### TEXT PROVIDED
> I like this feature:
> - A clever pooling scheme minimizes disk storage. Identical files
> across multiple backups of the same or different PCs are stored only
> once resulting in substantial savings in disk storage.
> However I would imagine you have to transfer these over the network
> regardless, considering there is no client to perform and compare checksums.
Yes, that's right. As you correctly note the checksum calculation
happens on the server, not the client, so all the data needs to be
transferred. In any case, you still need to do a complete file
compare to be 100% sure you have a match. So even if you moved the
checksum to the client you would still be transferring the same
amount of data (in this case from the server back to the client)
to do the compare.
I need to look into what programs like rsync do. I presume they
compute digests on portions of each file to make the chance of a
false match infinitesimally small (but it's still non-zero). So
this avoids transferring the entire file, with the price that
you might get it wrong once every 10^x years...

### DATASET CONTENT
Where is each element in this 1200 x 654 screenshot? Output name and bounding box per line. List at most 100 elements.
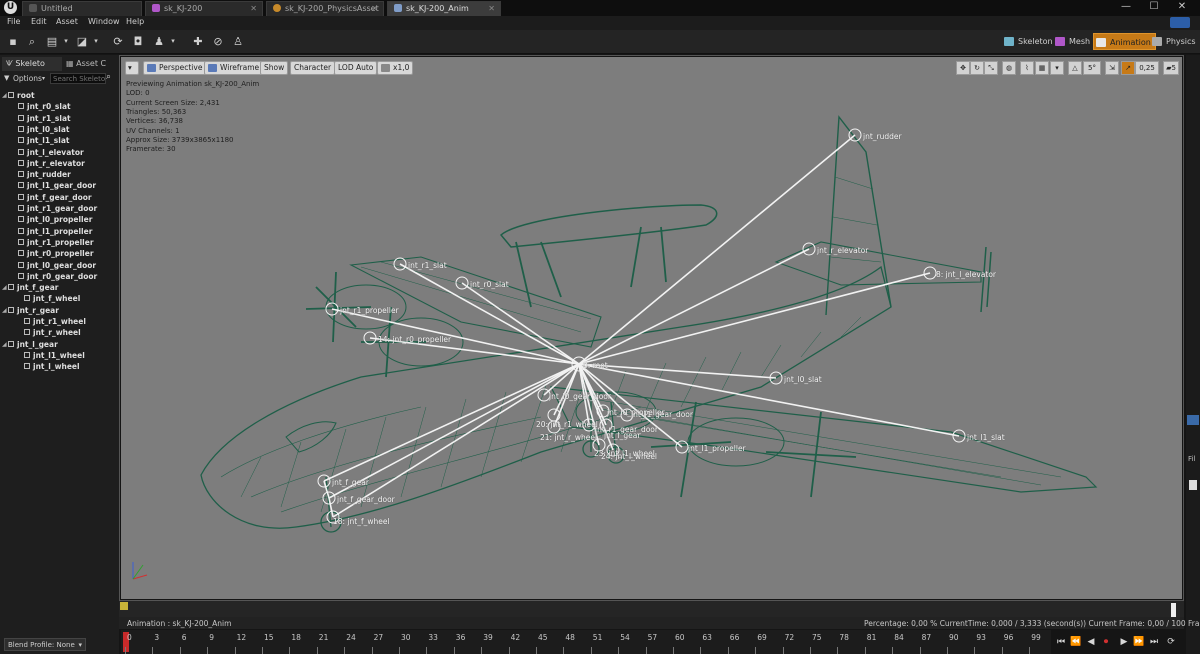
view-mode-button[interactable]: Wireframe bbox=[204, 61, 264, 75]
search-input[interactable] bbox=[50, 73, 106, 84]
preview-mesh-icon[interactable]: ♙ bbox=[230, 34, 246, 49]
rotation-snap-icon[interactable]: △ bbox=[1068, 61, 1082, 75]
export-asset-icon[interactable]: ⟳ bbox=[110, 34, 126, 49]
unreal-logo-icon[interactable]: U bbox=[4, 1, 17, 14]
skeleton-tree-item[interactable]: jnt_f_wheel bbox=[24, 294, 80, 303]
notification-icon[interactable] bbox=[1170, 17, 1190, 28]
translate-icon[interactable]: ✥ bbox=[956, 61, 970, 75]
step-back-icon[interactable]: ⏪ bbox=[1070, 636, 1082, 648]
details-tab-icon[interactable] bbox=[1187, 415, 1199, 425]
skip-to-start-icon[interactable]: ⏮ bbox=[1055, 636, 1067, 648]
search-icon[interactable]: ⌕ bbox=[106, 72, 111, 82]
skeleton-tree-item[interactable]: jnt_r0_gear_door bbox=[18, 272, 97, 281]
menu-asset[interactable]: Asset bbox=[56, 17, 78, 26]
character-button[interactable]: Character bbox=[290, 61, 336, 75]
expand-arrow-icon[interactable]: ◢ bbox=[2, 92, 7, 99]
surface-snap-icon[interactable]: ⌇ bbox=[1020, 61, 1034, 75]
skeleton-tree-item[interactable]: jnt_r0_slat bbox=[18, 102, 71, 111]
close-icon[interactable]: ✕ bbox=[250, 4, 257, 13]
skeleton-tree-item[interactable]: jnt_f_gear bbox=[8, 283, 58, 292]
skeleton-tree-item[interactable]: jnt_r1_slat bbox=[18, 114, 71, 123]
menu-edit[interactable]: Edit bbox=[31, 17, 47, 26]
maximize-button[interactable]: ☐ bbox=[1140, 0, 1168, 14]
expand-arrow-icon[interactable]: ◢ bbox=[2, 341, 7, 348]
expand-arrow-icon[interactable]: ◢ bbox=[2, 284, 7, 291]
skip-to-end-icon[interactable]: ⏭ bbox=[1148, 636, 1160, 648]
camera-speed-value[interactable]: 0,25 bbox=[1135, 61, 1159, 75]
skeleton-tree-item[interactable]: jnt_l1_wheel bbox=[24, 351, 85, 360]
tab-asset-browser[interactable]: ▦ Asset C bbox=[62, 57, 114, 71]
grid-snap-icon[interactable]: ▦ bbox=[1035, 61, 1049, 75]
menu-help[interactable]: Help bbox=[126, 17, 144, 26]
expand-arrow-icon[interactable]: ◢ bbox=[2, 307, 7, 314]
record-dropdown-icon[interactable]: ▾ bbox=[165, 34, 181, 49]
viewport-options-button[interactable]: ▾ bbox=[125, 61, 139, 75]
skeleton-tree-item[interactable]: jnt_r_elevator bbox=[18, 159, 85, 168]
coordinate-space-icon[interactable]: ◍ bbox=[1002, 61, 1016, 75]
filter-icon[interactable]: ▼ bbox=[4, 74, 9, 82]
rotate-icon[interactable]: ↻ bbox=[970, 61, 984, 75]
skeleton-tree-item[interactable]: jnt_l_gear bbox=[8, 340, 58, 349]
play-reverse-icon[interactable]: ◀ bbox=[1085, 636, 1097, 648]
skeleton-tree-item[interactable]: jnt_l1_slat bbox=[18, 136, 69, 145]
skeleton-tree-item[interactable]: jnt_l0_slat bbox=[18, 125, 69, 134]
minimize-button[interactable]: — bbox=[1112, 0, 1140, 14]
skeleton-tree-item[interactable]: jnt_l1_gear_door bbox=[18, 181, 96, 190]
perspective-button[interactable]: Perspective bbox=[143, 61, 207, 75]
mode-physics-button[interactable]: Physics bbox=[1150, 33, 1200, 50]
record-icon[interactable]: ⏺ bbox=[1100, 636, 1112, 648]
document-tab-animation[interactable]: sk_KJ-200_Anim ✕ bbox=[387, 1, 501, 16]
mode-skeleton-button[interactable]: Skeleton bbox=[1002, 33, 1057, 50]
camera-speed-setting[interactable]: ▰5 bbox=[1163, 61, 1179, 75]
skeleton-tree-item[interactable]: jnt_l_wheel bbox=[24, 362, 80, 371]
close-button[interactable]: ✕ bbox=[1168, 0, 1196, 14]
rotation-snap-value[interactable]: 5° bbox=[1083, 61, 1101, 75]
close-icon[interactable]: ✕ bbox=[488, 4, 495, 13]
details-tab-icon[interactable]: Fil bbox=[1188, 455, 1195, 463]
playback-speed-button[interactable]: x1,0 bbox=[377, 61, 414, 75]
save-icon[interactable]: ▪ bbox=[5, 34, 21, 49]
show-button[interactable]: Show bbox=[260, 61, 289, 75]
viewport[interactable]: ▾ Perspective Wireframe Show Character L… bbox=[121, 57, 1182, 599]
skeleton-tree-item[interactable]: jnt_r1_wheel bbox=[24, 317, 86, 326]
add-notify-icon[interactable]: ✚ bbox=[190, 34, 206, 49]
create-asset-icon[interactable]: ◘ bbox=[130, 34, 146, 49]
scale-snap-icon[interactable]: ⇲ bbox=[1105, 61, 1119, 75]
skeleton-tree-item[interactable]: jnt_l_elevator bbox=[18, 148, 84, 157]
skeleton-tree-item[interactable]: jnt_rudder bbox=[18, 170, 71, 179]
tab-skeleton-tree[interactable]: Ѱ Skeleto bbox=[2, 57, 62, 71]
lod-button[interactable]: LOD Auto bbox=[334, 61, 378, 75]
skeleton-tree-item[interactable]: jnt_r_wheel bbox=[24, 328, 81, 337]
skeleton-tree-item[interactable]: jnt_l0_gear_door bbox=[18, 261, 96, 270]
loop-icon[interactable]: ⟳ bbox=[1165, 636, 1177, 648]
document-tab-untitled[interactable]: Untitled bbox=[22, 1, 142, 16]
mode-animation-button[interactable]: Animation bbox=[1093, 33, 1156, 50]
skeleton-tree-item[interactable]: jnt_l1_propeller bbox=[18, 227, 92, 236]
step-forward-icon[interactable]: ⏩ bbox=[1133, 636, 1145, 648]
options-dropdown[interactable]: Options bbox=[13, 74, 42, 83]
skeleton-tree-item[interactable]: jnt_r1_propeller bbox=[18, 238, 94, 247]
play-icon[interactable]: ▶ bbox=[1118, 636, 1130, 648]
grid-size-dropdown[interactable]: ▾ bbox=[1050, 61, 1064, 75]
document-tab-skeletal-mesh[interactable]: sk_KJ-200 ✕ bbox=[145, 1, 263, 16]
reimport-dropdown-icon[interactable]: ▾ bbox=[58, 34, 74, 49]
find-in-content-browser-icon[interactable]: ⌕ bbox=[24, 34, 40, 49]
skeleton-tree-item[interactable]: jnt_f_gear_door bbox=[18, 193, 92, 202]
camera-speed-icon[interactable]: ↗ bbox=[1121, 61, 1135, 75]
blend-profile-dropdown[interactable]: Blend Profile: None ▾ bbox=[4, 638, 86, 651]
scrub-marker[interactable] bbox=[120, 602, 128, 610]
menu-window[interactable]: Window bbox=[88, 17, 120, 26]
close-icon[interactable]: ✕ bbox=[371, 4, 378, 13]
timeline-ruler[interactable]: 0 3 6 9 12 15 18 21 24 27 30 33 36 39 42 45 48 51 54 57 60 63… bbox=[121, 630, 1051, 654]
menu-file[interactable]: File bbox=[7, 17, 20, 26]
scrollbar-thumb[interactable] bbox=[1189, 480, 1197, 490]
skeleton-tree-item[interactable]: jnt_r1_gear_door bbox=[18, 204, 97, 213]
mode-mesh-button[interactable]: Mesh bbox=[1053, 33, 1094, 50]
compression-dropdown-icon[interactable]: ▾ bbox=[88, 34, 104, 49]
skeleton-tree-item[interactable]: jnt_r0_propeller bbox=[18, 249, 94, 258]
remove-icon[interactable]: ⊘ bbox=[210, 34, 226, 49]
skeleton-tree-item[interactable]: jnt_l0_propeller bbox=[18, 215, 92, 224]
scrub-bar[interactable] bbox=[119, 601, 1184, 623]
skeleton-tree-item[interactable]: root bbox=[8, 91, 35, 100]
scale-icon[interactable]: ⤡ bbox=[984, 61, 998, 75]
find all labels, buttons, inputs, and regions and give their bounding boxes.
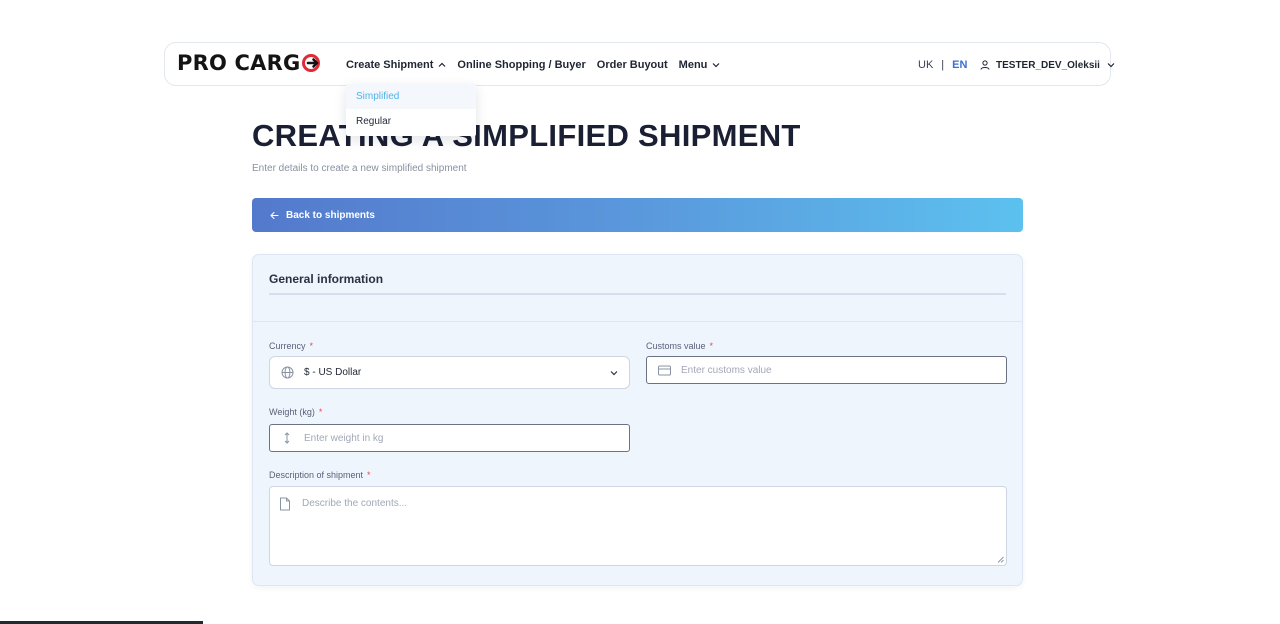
top-navbar: PRO CARG Create Shipment Online Shopping… [164,42,1115,87]
chevron-down-icon [712,63,720,68]
section-rule [269,293,1006,295]
pro-cargo-logo[interactable]: PRO CARG [177,51,321,75]
language-switch: UK | EN [918,43,967,87]
weight-label: Weight (kg) * [269,407,322,417]
currency-label: Currency * [269,341,313,351]
document-icon [279,497,291,516]
required-mark: * [367,470,371,480]
nav-online-shopping[interactable]: Online Shopping / Buyer [457,59,585,71]
back-to-shipments-button[interactable]: Back to shipments [252,198,1023,232]
page-subtitle: Enter details to create a new simplified… [252,163,467,174]
globe-icon [280,366,294,380]
nav-create-shipment[interactable]: Create Shipment [346,59,446,71]
lang-uk[interactable]: UK [918,59,933,71]
currency-select[interactable]: $ - US Dollar [269,356,630,389]
weight-label-text: Weight (kg) [269,407,315,417]
section-title: General information [269,272,384,286]
chevron-up-icon [438,62,446,67]
currency-label-text: Currency [269,341,306,351]
customs-value-label: Customs value * [646,341,713,351]
customs-value-label-text: Customs value [646,341,706,351]
lang-separator: | [941,59,945,71]
nav-online-shopping-label: Online Shopping / Buyer [457,59,586,71]
user-menu[interactable]: TESTER_DEV_Oleksii [980,43,1121,87]
user-icon [980,60,990,70]
nav-menu[interactable]: Menu [679,59,721,71]
nav-order-buyout-label: Order Buyout [596,59,668,71]
logo-text: PRO CARG [177,51,301,75]
dropdown-item-regular[interactable]: Regular [346,109,476,134]
vertical-arrows-icon [280,431,294,445]
logo-arrow-o-icon [301,53,321,73]
resize-grip-icon[interactable] [997,556,1004,563]
customs-value-placeholder: Enter customs value [681,364,772,376]
description-placeholder: Describe the contents... [302,498,408,509]
page-title: CREATING A SIMPLIFIED SHIPMENT [252,118,801,153]
nav-order-buyout[interactable]: Order Buyout [597,59,668,71]
customs-value-input[interactable]: Enter customs value [646,356,1007,384]
dropdown-item-simplified[interactable]: Simplified [346,84,476,109]
description-label-text: Description of shipment [269,470,364,480]
chevron-down-icon [610,370,618,375]
section-divider [253,321,1022,322]
arrow-left-icon [270,211,279,219]
chevron-down-icon [1107,63,1115,68]
weight-placeholder: Enter weight in kg [304,432,384,444]
required-mark: * [318,407,323,417]
page: PRO CARG Create Shipment Online Shopping… [0,0,1280,624]
nav-menu-label: Menu [678,59,708,71]
credit-card-icon [657,363,671,377]
create-shipment-dropdown: Simplified Regular [346,84,476,136]
required-mark: * [709,341,714,351]
back-to-shipments-label: Back to shipments [286,209,375,221]
user-name: TESTER_DEV_Oleksii [996,59,1100,71]
description-label: Description of shipment * [269,470,371,480]
weight-input[interactable]: Enter weight in kg [269,424,630,452]
required-mark: * [309,341,314,351]
lang-en[interactable]: EN [952,59,967,71]
description-textarea[interactable]: Describe the contents... [269,486,1007,566]
general-information-card: General information Currency * $ - US Dol… [252,254,1023,586]
currency-value: $ - US Dollar [304,367,362,378]
main-nav: Create Shipment Online Shopping / Buyer … [346,43,731,87]
nav-create-shipment-label: Create Shipment [346,59,434,71]
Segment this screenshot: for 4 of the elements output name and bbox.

### REQUIRED WORK
Reproduce the post about backup pooling in full, word for word. Rely only on the post about backup pooling, not on the records.

### TASK OUTPUT
> I like this feature:
> - A clever pooling scheme minimizes disk storage. Identical files
> across multiple backups of the same or different PCs are stored only
> once resulting in substantial savings in disk storage.
> However I would imagine you have to transfer these over the network
> regardless, considering there is no client to perform and compare checksums.
Yes, that's right. As you correctly note the checksum calculation
happens on the server, not the client, so all the data needs to be
transferred. In any case, you still need to do a complete file
compare to be 100% sure you have a match. So even if you moved the
checksum to the client you would still be transferring the same
amount of data (in this case from the server back to the client)
to do the compare.
I need to look into what programs like rsync do. I presume they
compute digests on portions of each file to make the chance of a
false match infinitesimally small (but it's still non-zero). So
this avoids transferring the entire file, with the price that
you might get it wrong once every 10^x years...